▼

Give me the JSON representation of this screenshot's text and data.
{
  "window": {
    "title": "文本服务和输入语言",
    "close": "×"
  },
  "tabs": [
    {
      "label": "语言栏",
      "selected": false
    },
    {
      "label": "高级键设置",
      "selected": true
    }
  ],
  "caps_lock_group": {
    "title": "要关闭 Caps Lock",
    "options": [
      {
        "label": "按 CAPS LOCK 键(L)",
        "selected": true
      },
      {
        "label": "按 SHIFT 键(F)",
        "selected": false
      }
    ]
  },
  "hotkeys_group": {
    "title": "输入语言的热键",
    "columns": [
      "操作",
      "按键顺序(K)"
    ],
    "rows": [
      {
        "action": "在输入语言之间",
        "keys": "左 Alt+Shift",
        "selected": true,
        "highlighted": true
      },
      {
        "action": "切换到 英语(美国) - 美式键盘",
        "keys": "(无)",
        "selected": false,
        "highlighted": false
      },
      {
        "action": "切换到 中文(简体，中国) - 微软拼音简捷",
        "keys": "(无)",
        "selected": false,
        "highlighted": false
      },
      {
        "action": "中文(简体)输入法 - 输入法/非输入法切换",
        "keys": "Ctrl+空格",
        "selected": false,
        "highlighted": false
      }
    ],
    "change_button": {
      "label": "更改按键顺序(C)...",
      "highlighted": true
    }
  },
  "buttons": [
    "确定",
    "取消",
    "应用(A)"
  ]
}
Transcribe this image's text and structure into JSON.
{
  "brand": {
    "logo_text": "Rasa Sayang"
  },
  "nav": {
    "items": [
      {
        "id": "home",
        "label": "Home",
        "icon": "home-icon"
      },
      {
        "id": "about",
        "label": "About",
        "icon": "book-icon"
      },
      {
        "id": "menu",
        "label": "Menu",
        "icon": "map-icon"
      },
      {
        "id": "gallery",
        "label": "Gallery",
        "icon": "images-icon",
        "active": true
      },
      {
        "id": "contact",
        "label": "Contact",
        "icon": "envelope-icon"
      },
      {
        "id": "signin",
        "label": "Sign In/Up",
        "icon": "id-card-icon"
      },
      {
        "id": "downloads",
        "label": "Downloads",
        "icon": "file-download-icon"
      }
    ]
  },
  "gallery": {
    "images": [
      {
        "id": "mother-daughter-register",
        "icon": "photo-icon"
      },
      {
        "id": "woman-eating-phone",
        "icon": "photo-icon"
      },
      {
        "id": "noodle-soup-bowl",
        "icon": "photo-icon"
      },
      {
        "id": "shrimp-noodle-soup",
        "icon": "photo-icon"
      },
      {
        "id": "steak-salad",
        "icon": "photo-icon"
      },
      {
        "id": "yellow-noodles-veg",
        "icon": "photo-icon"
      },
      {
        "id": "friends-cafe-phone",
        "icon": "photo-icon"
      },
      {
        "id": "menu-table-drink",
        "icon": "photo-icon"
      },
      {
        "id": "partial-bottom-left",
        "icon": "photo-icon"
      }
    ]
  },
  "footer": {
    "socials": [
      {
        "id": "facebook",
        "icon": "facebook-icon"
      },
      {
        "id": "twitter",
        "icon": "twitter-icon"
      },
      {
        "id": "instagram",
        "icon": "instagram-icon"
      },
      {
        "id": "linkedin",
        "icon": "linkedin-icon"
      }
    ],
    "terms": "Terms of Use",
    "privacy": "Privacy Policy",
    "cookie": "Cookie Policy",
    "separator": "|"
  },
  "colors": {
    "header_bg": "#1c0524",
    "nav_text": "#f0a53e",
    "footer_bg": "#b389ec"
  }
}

▲

## Task instructions:
Write every entry out again exactly.

## Full output:
Give me the JSON representation of this screenshot's text and data.
{
  "window": {
    "title": "文本服务和输入语言",
    "close": "×"
  },
  "tabs": [
    {
      "label": "语言栏",
      "selected": false
    },
    {
      "label": "高级键设置",
      "selected": true
    }
  ],
  "caps_lock_group": {
    "title": "要关闭 Caps Lock",
    "options": [
      {
        "label": "按 CAPS LOCK 键(L)",
        "selected": true
      },
      {
        "label": "按 SHIFT 键(F)",
        "selected": false
      }
    ]
  },
  "hotkeys_group": {
    "title": "输入语言的热键",
    "columns": [
      "操作",
      "按键顺序(K)"
    ],
    "rows": [
      {
        "action": "在输入语言之间",
        "keys": "左 Alt+Shift",
        "selected": true,
        "highlighted": true
      },
      {
        "action": "切换到 英语(美国) - 美式键盘",
        "keys": "(无)",
        "selected": false,
        "highlighted": false
      },
      {
        "action": "切换到 中文(简体，中国) - 微软拼音简捷",
        "keys": "(无)",
        "selected": false,
        "highlighted": false
      },
      {
        "action": "中文(简体)输入法 - 输入法/非输入法切换",
        "keys": "Ctrl+空格",
        "selected": false,
        "highlighted": false
      }
    ],
    "change_button": {
      "label": "更改按键顺序(C)...",
      "highlighted": true
    }
  },
  "buttons": [
    "确定",
    "取消",
    "应用(A)"
  ]
}
Transcribe this image's text and structure into JSON.
{
  "brand": {
    "logo_text": "Rasa Sayang"
  },
  "nav": {
    "items": [
      {
        "id": "home",
        "label": "Home",
        "icon": "home-icon"
      },
      {
        "id": "about",
        "label": "About",
        "icon": "book-icon"
      },
      {
        "id": "menu",
        "label": "Menu",
        "icon": "map-icon"
      },
      {
        "id": "gallery",
        "label": "Gallery",
        "icon": "images-icon",
        "active": true
      },
      {
        "id": "contact",
        "label": "Contact",
        "icon": "envelope-icon"
      },
      {
        "id": "signin",
        "label": "Sign In/Up",
        "icon": "id-card-icon"
      },
      {
        "id": "downloads",
        "label": "Downloads",
        "icon": "file-download-icon"
      }
    ]
  },
  "gallery": {
    "images": [
      {
        "id": "mother-daughter-register",
        "icon": "photo-icon"
      },
      {
        "id": "woman-eating-phone",
        "icon": "photo-icon"
      },
      {
        "id": "noodle-soup-bowl",
        "icon": "photo-icon"
      },
      {
        "id": "shrimp-noodle-soup",
        "icon": "photo-icon"
      },
      {
        "id": "steak-salad",
        "icon": "photo-icon"
      },
      {
        "id": "yellow-noodles-veg",
        "icon": "photo-icon"
      },
      {
        "id": "friends-cafe-phone",
        "icon": "photo-icon"
      },
      {
        "id": "menu-table-drink",
        "icon": "photo-icon"
      },
      {
        "id": "partial-bottom-left",
        "icon": "photo-icon"
      }
    ]
  },
  "footer": {
    "socials": [
      {
        "id": "facebook",
        "icon": "facebook-icon"
      },
      {
        "id": "twitter",
        "icon": "twitter-icon"
      },
      {
        "id": "instagram",
        "icon": "instagram-icon"
      },
      {
        "id": "linkedin",
        "icon": "linkedin-icon"
      }
    ],
    "terms": "Terms of Use",
    "privacy": "Privacy Policy",
    "cookie": "Cookie Policy",
    "separator": "|"
  },
  "colors": {
    "header_bg": "#1c0524",
    "nav_text": "#f0a53e",
    "footer_bg": "#b389ec"
  }
}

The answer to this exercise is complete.